• DESCRIPTION OF THE TASK: Please output the records below in full, exactly as given, but without the images.

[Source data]

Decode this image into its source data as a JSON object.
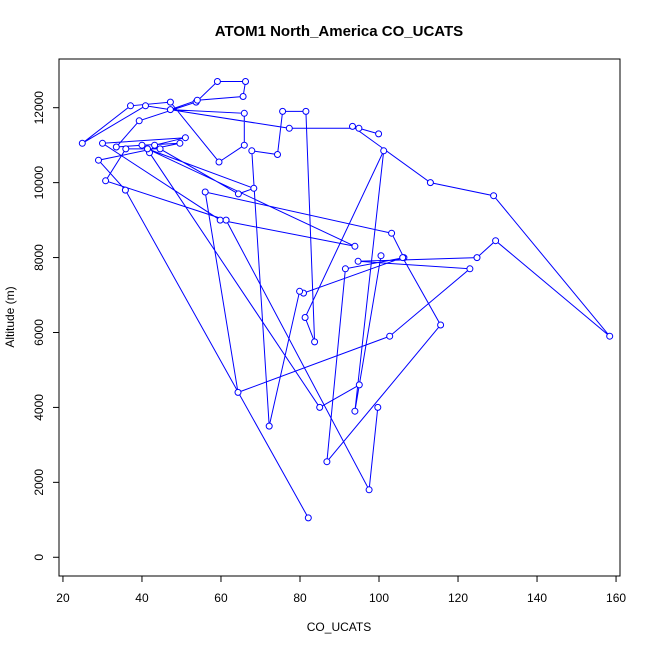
{
  "chart_data": {
    "type": "line",
    "title": "ATOM1 North_America CO_UCATS",
    "xlabel": "CO_UCATS",
    "ylabel": "Altitude (m)",
    "xlim": [
      19,
      161
    ],
    "ylim": [
      -500,
      13300
    ],
    "xticks": [
      20,
      40,
      60,
      80,
      100,
      120,
      140,
      160
    ],
    "yticks": [
      0,
      2000,
      4000,
      6000,
      8000,
      10000,
      12000
    ],
    "grid": false,
    "legend": "none",
    "series_color": "#0000ff",
    "marker": "open-circle",
    "x": [
      82.1,
      35.8,
      29.0,
      49.6,
      40.0,
      33.5,
      39.3,
      53.7,
      59.1,
      66.2,
      65.6,
      54.0,
      47.2,
      65.9,
      65.9,
      59.5,
      47.2,
      37.1,
      24.9,
      40.9,
      77.3,
      94.9,
      99.9,
      93.3,
      113.0,
      129.0,
      158.4,
      129.5,
      124.8,
      94.7,
      123.0,
      102.7,
      64.3,
      56.0,
      103.2,
      106.3,
      91.5,
      86.8,
      115.6,
      106.0,
      80.9,
      79.9,
      72.2,
      67.8,
      74.3,
      75.6,
      81.5,
      83.7,
      81.3,
      101.2,
      93.9,
      100.5,
      95.0,
      85.0,
      41.9,
      43.2,
      51.0,
      30.0,
      59.8,
      93.9,
      41.4,
      68.3,
      64.4,
      44.6,
      35.9,
      30.8,
      61.3,
      97.5,
      99.7
    ],
    "y": [
      1050,
      9800,
      10600,
      11050,
      11000,
      10950,
      11650,
      12150,
      12700,
      12700,
      12300,
      12200,
      11950,
      11850,
      11000,
      10550,
      12150,
      12050,
      11050,
      12050,
      11450,
      11450,
      11300,
      11500,
      10000,
      9650,
      5900,
      8450,
      8000,
      7900,
      7700,
      5900,
      4400,
      9750,
      8650,
      8000,
      7700,
      2550,
      6200,
      8000,
      7050,
      7100,
      3500,
      10850,
      10750,
      11900,
      11900,
      5750,
      6400,
      10850,
      3900,
      8050,
      4600,
      4000,
      10800,
      11000,
      11200,
      11050,
      9000,
      8300,
      10900,
      9850,
      9700,
      10900,
      10900,
      10050,
      9000,
      1800,
      4000
    ]
  }
}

• RESPONSE:
Decode this image into its source data as a JSON object.
{
  "chart_data": {
    "type": "line",
    "title": "ATOM1 North_America CO_UCATS",
    "xlabel": "CO_UCATS",
    "ylabel": "Altitude (m)",
    "xlim": [
      19,
      161
    ],
    "ylim": [
      -500,
      13300
    ],
    "xticks": [
      20,
      40,
      60,
      80,
      100,
      120,
      140,
      160
    ],
    "yticks": [
      0,
      2000,
      4000,
      6000,
      8000,
      10000,
      12000
    ],
    "grid": false,
    "legend": "none",
    "series_color": "#0000ff",
    "marker": "open-circle",
    "x": [
      82.1,
      35.8,
      29.0,
      49.6,
      40.0,
      33.5,
      39.3,
      53.7,
      59.1,
      66.2,
      65.6,
      54.0,
      47.2,
      65.9,
      65.9,
      59.5,
      47.2,
      37.1,
      24.9,
      40.9,
      77.3,
      94.9,
      99.9,
      93.3,
      113.0,
      129.0,
      158.4,
      129.5,
      124.8,
      94.7,
      123.0,
      102.7,
      64.3,
      56.0,
      103.2,
      106.3,
      91.5,
      86.8,
      115.6,
      106.0,
      80.9,
      79.9,
      72.2,
      67.8,
      74.3,
      75.6,
      81.5,
      83.7,
      81.3,
      101.2,
      93.9,
      100.5,
      95.0,
      85.0,
      41.9,
      43.2,
      51.0,
      30.0,
      59.8,
      93.9,
      41.4,
      68.3,
      64.4,
      44.6,
      35.9,
      30.8,
      61.3,
      97.5,
      99.7
    ],
    "y": [
      1050,
      9800,
      10600,
      11050,
      11000,
      10950,
      11650,
      12150,
      12700,
      12700,
      12300,
      12200,
      11950,
      11850,
      11000,
      10550,
      12150,
      12050,
      11050,
      12050,
      11450,
      11450,
      11300,
      11500,
      10000,
      9650,
      5900,
      8450,
      8000,
      7900,
      7700,
      5900,
      4400,
      9750,
      8650,
      8000,
      7700,
      2550,
      6200,
      8000,
      7050,
      7100,
      3500,
      10850,
      10750,
      11900,
      11900,
      5750,
      6400,
      10850,
      3900,
      8050,
      4600,
      4000,
      10800,
      11000,
      11200,
      11050,
      9000,
      8300,
      10900,
      9850,
      9700,
      10900,
      10900,
      10050,
      9000,
      1800,
      4000
    ]
  }
}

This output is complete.